— Begin Listed entries —

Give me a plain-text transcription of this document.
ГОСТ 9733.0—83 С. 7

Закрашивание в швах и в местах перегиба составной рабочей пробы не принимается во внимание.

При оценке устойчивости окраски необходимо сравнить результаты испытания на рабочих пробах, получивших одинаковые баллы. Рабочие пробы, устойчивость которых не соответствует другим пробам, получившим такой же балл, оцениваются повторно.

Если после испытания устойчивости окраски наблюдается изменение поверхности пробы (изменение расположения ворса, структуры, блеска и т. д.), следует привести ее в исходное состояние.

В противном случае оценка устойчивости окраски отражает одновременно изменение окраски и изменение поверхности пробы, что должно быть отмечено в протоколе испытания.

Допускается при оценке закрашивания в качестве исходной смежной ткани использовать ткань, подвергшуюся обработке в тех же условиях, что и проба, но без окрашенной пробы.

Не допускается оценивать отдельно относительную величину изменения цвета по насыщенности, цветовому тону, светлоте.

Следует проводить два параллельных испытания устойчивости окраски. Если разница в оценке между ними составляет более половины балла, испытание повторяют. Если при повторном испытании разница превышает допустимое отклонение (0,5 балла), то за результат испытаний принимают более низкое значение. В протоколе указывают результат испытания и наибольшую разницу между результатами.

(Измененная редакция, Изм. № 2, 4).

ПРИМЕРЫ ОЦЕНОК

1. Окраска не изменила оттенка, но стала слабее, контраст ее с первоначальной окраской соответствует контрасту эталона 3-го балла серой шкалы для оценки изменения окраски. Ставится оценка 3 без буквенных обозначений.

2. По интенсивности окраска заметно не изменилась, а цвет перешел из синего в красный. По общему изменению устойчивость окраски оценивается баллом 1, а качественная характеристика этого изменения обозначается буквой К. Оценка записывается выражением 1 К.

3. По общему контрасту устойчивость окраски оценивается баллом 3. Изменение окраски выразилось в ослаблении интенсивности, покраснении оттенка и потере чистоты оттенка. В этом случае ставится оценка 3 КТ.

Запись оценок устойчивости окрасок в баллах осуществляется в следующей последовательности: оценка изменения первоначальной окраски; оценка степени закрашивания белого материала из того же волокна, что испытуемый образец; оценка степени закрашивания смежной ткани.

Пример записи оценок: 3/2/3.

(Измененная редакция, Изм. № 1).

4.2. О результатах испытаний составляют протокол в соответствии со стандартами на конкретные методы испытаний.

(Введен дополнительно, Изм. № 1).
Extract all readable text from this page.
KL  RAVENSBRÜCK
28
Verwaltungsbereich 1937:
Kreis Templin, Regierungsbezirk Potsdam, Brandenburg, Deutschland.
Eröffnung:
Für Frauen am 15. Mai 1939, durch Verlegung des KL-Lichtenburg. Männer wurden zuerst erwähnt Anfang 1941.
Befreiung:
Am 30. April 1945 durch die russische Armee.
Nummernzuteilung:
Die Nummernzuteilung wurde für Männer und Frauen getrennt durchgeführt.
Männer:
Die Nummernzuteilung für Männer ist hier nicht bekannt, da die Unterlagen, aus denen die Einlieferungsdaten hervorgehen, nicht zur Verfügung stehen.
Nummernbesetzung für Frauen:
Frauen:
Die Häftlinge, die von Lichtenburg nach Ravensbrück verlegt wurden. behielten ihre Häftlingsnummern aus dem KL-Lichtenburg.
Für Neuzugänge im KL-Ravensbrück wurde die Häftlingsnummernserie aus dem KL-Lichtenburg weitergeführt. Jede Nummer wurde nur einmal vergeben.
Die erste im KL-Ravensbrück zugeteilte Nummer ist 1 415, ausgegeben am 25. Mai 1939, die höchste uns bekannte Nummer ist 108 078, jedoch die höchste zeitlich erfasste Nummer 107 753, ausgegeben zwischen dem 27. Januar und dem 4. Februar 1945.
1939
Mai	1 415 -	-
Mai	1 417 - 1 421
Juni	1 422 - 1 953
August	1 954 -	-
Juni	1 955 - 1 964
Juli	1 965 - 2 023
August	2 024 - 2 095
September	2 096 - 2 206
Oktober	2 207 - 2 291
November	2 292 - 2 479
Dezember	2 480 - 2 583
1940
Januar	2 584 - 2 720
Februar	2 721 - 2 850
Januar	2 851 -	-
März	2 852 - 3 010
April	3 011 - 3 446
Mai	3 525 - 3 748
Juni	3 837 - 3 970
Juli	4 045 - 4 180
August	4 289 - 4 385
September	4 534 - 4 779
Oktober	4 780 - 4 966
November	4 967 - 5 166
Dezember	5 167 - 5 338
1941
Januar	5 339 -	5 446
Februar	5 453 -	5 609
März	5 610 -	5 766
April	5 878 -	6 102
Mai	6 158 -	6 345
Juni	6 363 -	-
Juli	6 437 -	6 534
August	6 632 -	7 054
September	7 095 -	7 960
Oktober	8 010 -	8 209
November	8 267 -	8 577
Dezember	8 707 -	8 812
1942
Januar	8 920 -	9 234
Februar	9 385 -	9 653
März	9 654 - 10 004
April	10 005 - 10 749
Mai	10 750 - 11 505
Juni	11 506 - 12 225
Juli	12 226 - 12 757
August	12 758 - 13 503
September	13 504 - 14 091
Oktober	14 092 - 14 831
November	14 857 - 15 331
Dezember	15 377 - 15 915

— End Listed entries —

Work required: Above are several records. Count the lines among them that contain "первоначальной" and give only the total.

Full output: 2